- **PROBLEM DESCRIPTION**
Find all lines in the records that include the word "implant", and copy them out.

- **Document text records**

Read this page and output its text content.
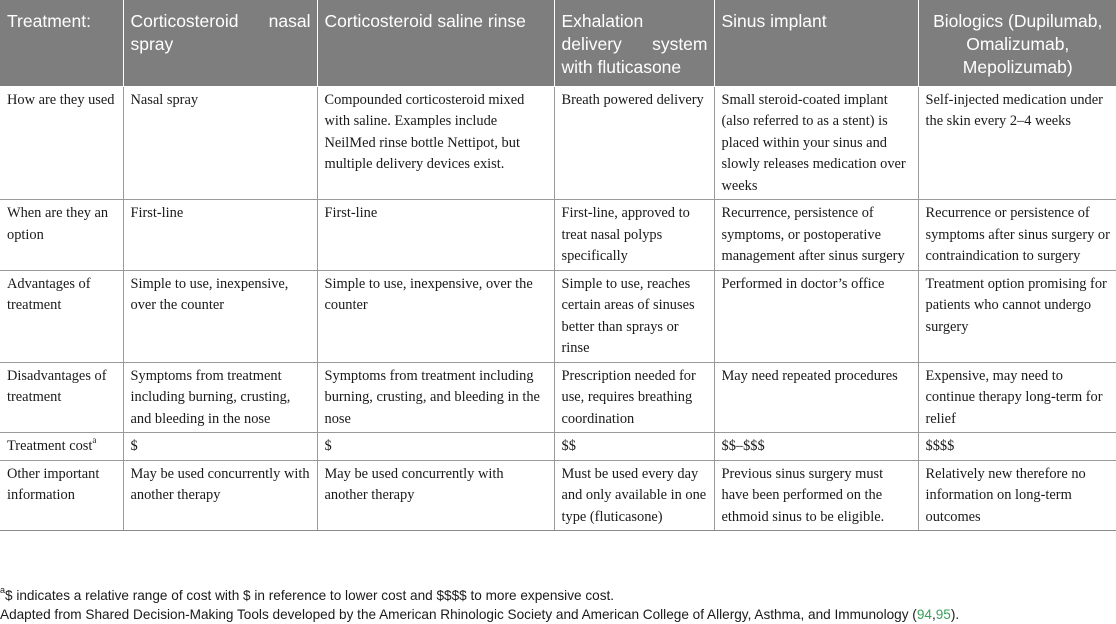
Treatment:	Corticosteroid nasal spray	Corticosteroid saline rinse	Exhalation delivery system with fluticasone	Sinus implant	Biologics (Dupilumab, Omalizumab, Mepolizumab)
How are they used	Nasal spray	Compounded corticosteroid mixed with saline. Examples include NeilMed rinse bottle Nettipot, but multiple delivery devices exist.	Breath powered delivery	Small steroid-coated implant (also referred to as a stent) is placed within your sinus and slowly releases medication over weeks	Self-injected medication under the skin every 2–4 weeks
When are they an option	First-line	First-line	First-line, approved to treat nasal polyps specifically	Recurrence, persistence of symptoms, or postoperative management after sinus surgery	Recurrence or persistence of symptoms after sinus surgery or contraindication to surgery
Advantages of treatment	Simple to use, inexpensive, over the counter	Simple to use, inexpensive, over the counter	Simple to use, reaches certain areas of sinuses better than sprays or rinse	Performed in doctor’s office	Treatment option promising for patients who cannot undergo surgery
Disadvantages of treatment	Symptoms from treatment including burning, crusting, and bleeding in the nose	Symptoms from treatment including burning, crusting, and bleeding in the nose	Prescription needed for use, requires breathing coordination	May need repeated procedures	Expensive, may need to continue therapy long-term for relief
Treatment cost$^a$	$	$	$$	$$–$$$	$$$$
Other important information	May be used concurrently with another therapy	May be used concurrently with another therapy	Must be used every day and only available in one type (fluticasone)	Previous sinus surgery must have been performed on the ethmoid sinus to be eligible.	Relatively new therefore no information on long-term outcomes
$^a$\$ indicates a relative range of cost with $ in reference to lower cost and $$$$ to more expensive cost.
Adapted from Shared Decision-Making Tools developed by the American Rhinologic Society and American College of Allergy, Asthma, and Immunology (94,95).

- **ANSWER**
Treatment:	Corticosteroid nasal spray	Corticosteroid saline rinse	Exhalation delivery system with fluticasone	Sinus implant	Biologics (Dupilumab, Omalizumab, Mepolizumab)
How are they used	Nasal spray	Compounded corticosteroid mixed with saline. Examples include NeilMed rinse bottle Nettipot, but multiple delivery devices exist.	Breath powered delivery	Small steroid-coated implant (also referred to as a stent) is placed within your sinus and slowly releases medication over weeks	Self-injected medication under the skin every 2–4 weeks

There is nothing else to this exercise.